[WHAT TO DO]
From the listing, collect all lines containing the word "name".

Dataset records on visual material
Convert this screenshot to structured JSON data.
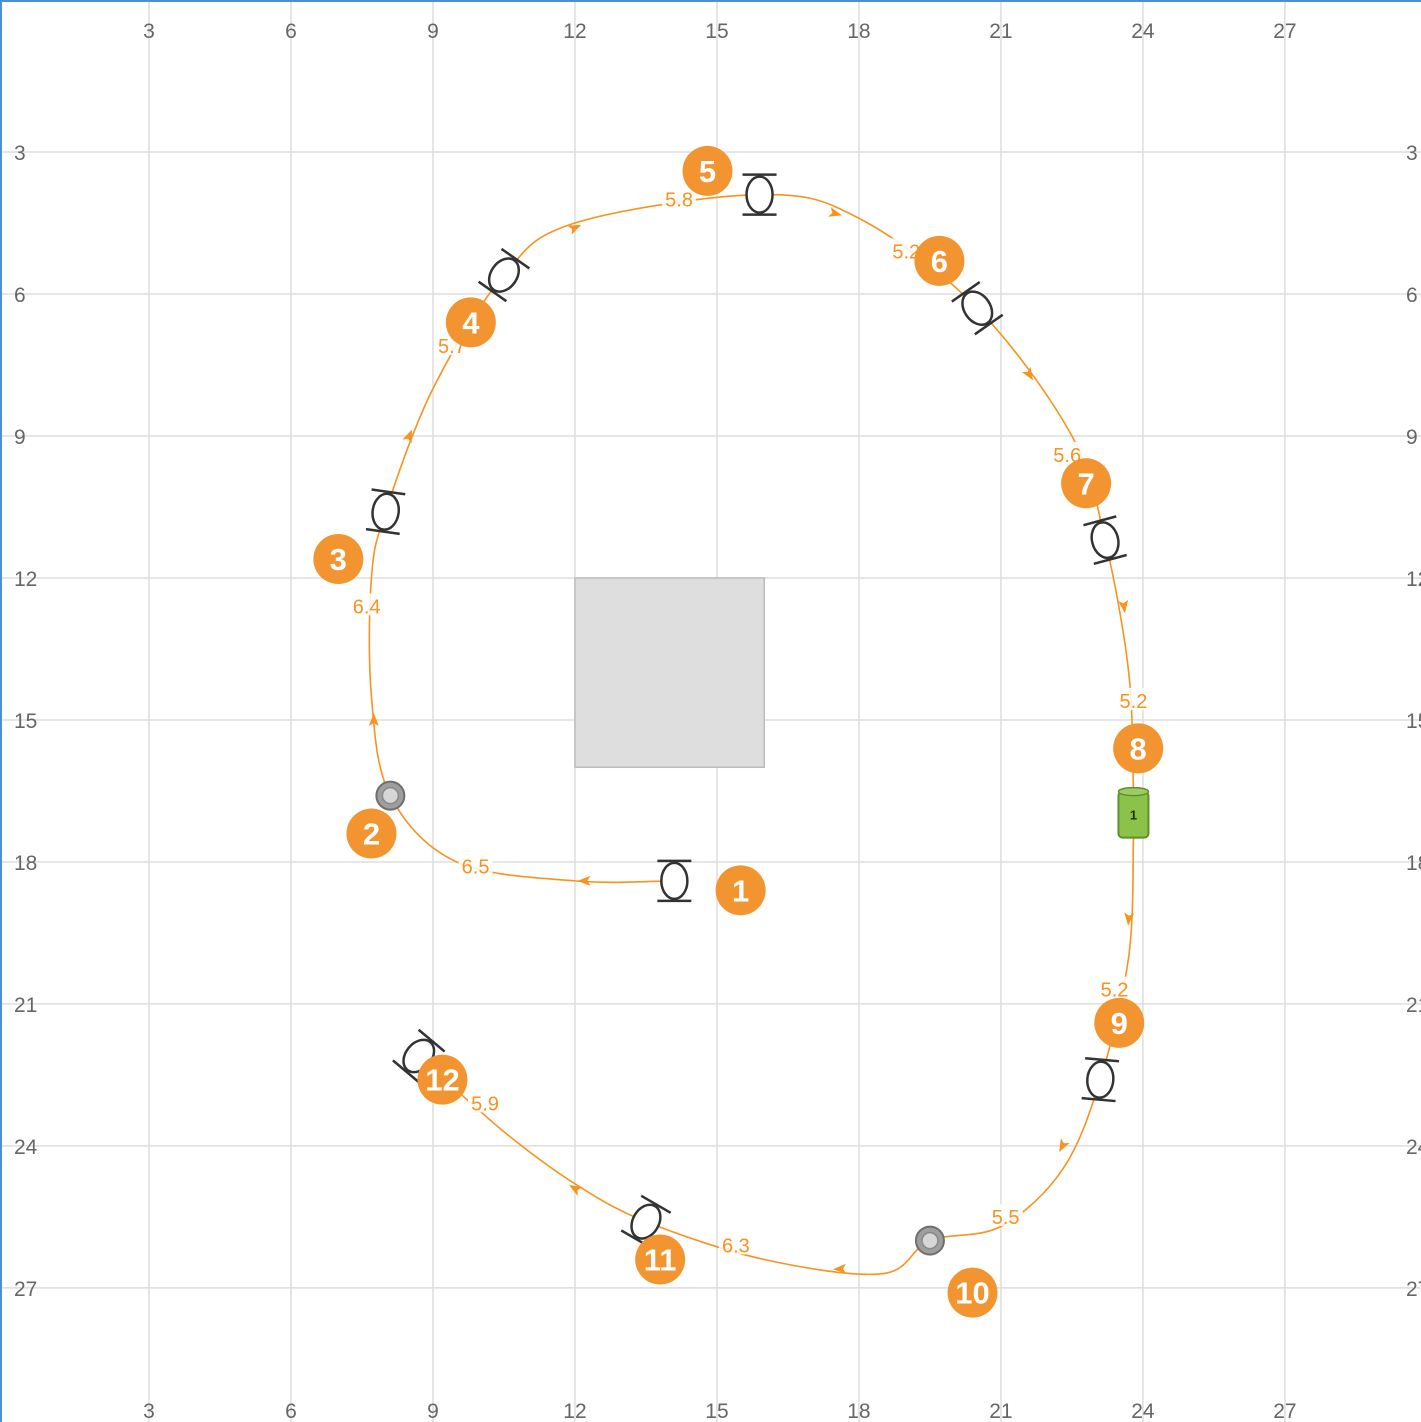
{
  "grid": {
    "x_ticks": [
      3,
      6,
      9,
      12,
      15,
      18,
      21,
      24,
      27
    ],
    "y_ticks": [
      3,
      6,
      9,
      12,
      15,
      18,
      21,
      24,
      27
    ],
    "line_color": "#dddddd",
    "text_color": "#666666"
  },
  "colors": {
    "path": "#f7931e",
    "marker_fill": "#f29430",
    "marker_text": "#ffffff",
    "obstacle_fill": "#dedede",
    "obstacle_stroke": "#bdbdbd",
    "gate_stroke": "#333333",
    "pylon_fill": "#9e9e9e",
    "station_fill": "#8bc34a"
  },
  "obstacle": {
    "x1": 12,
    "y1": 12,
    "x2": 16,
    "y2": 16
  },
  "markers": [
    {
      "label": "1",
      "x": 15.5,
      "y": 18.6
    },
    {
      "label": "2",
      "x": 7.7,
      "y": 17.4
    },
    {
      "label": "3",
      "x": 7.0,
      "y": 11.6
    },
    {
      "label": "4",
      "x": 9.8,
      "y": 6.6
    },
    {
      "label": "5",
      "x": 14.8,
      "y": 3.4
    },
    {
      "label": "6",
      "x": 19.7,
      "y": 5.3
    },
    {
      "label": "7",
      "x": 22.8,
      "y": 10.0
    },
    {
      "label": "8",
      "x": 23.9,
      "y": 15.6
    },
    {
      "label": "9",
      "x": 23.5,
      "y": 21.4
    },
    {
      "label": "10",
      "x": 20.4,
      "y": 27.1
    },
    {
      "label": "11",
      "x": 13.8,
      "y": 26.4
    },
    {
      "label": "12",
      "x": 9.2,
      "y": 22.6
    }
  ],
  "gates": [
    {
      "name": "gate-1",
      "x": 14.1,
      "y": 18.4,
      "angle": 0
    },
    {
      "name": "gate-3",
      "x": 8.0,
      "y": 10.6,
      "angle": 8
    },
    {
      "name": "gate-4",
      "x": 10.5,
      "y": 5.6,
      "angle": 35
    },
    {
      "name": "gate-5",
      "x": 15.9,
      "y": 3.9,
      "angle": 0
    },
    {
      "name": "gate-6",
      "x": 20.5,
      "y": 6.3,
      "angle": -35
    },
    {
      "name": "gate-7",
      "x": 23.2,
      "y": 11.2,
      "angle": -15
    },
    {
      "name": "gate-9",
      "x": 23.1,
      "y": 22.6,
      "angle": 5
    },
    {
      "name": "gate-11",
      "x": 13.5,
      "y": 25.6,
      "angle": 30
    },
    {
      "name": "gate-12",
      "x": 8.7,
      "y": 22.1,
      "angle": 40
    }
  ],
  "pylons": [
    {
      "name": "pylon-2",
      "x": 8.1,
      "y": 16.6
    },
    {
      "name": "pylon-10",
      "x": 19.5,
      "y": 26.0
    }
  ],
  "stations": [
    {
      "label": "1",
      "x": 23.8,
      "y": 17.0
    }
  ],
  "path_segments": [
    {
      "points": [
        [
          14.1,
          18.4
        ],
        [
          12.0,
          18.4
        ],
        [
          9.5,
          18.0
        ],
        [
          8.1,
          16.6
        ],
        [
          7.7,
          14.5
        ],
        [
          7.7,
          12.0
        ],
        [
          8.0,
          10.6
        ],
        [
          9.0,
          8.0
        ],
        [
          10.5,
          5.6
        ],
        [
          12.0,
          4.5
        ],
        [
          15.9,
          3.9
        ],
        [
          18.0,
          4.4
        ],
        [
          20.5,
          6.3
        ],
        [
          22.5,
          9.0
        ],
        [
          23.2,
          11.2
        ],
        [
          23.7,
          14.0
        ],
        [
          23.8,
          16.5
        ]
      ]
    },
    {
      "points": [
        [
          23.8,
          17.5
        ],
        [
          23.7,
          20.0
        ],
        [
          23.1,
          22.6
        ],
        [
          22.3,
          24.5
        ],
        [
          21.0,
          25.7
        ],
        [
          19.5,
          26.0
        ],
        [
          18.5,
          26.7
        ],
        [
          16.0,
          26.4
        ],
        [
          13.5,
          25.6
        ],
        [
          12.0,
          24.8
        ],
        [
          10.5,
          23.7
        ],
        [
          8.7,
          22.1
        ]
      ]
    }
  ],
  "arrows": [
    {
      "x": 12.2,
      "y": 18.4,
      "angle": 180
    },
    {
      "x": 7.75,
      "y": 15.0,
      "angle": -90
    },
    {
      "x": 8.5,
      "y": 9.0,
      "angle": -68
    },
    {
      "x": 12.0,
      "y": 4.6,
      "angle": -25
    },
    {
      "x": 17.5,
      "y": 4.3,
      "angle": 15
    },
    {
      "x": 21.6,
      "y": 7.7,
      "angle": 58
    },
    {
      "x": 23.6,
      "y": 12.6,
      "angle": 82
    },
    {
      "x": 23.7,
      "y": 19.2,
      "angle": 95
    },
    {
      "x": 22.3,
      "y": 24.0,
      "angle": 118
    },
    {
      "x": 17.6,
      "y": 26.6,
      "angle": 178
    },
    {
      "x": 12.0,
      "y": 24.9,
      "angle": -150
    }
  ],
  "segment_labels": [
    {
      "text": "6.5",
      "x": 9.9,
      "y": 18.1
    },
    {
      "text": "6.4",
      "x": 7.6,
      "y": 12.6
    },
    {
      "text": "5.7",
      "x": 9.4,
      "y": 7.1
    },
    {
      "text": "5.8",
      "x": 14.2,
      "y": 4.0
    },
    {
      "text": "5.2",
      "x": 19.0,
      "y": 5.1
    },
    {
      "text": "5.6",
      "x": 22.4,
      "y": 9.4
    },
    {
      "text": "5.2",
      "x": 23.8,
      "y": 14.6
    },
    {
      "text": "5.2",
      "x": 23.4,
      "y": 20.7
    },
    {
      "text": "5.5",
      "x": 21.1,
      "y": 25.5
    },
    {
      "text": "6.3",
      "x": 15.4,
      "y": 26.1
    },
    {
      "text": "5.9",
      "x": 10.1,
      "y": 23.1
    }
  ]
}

[SOLUTION TO THE PROBLEM]
      "name": "gate-1",
      "name": "gate-3",
      "name": "gate-4",
      "name": "gate-5",
      "name": "gate-6",
      "name": "gate-7",
      "name": "gate-9",
      "name": "gate-11",
      "name": "gate-12",
      "name": "pylon-2",
      "name": "pylon-10",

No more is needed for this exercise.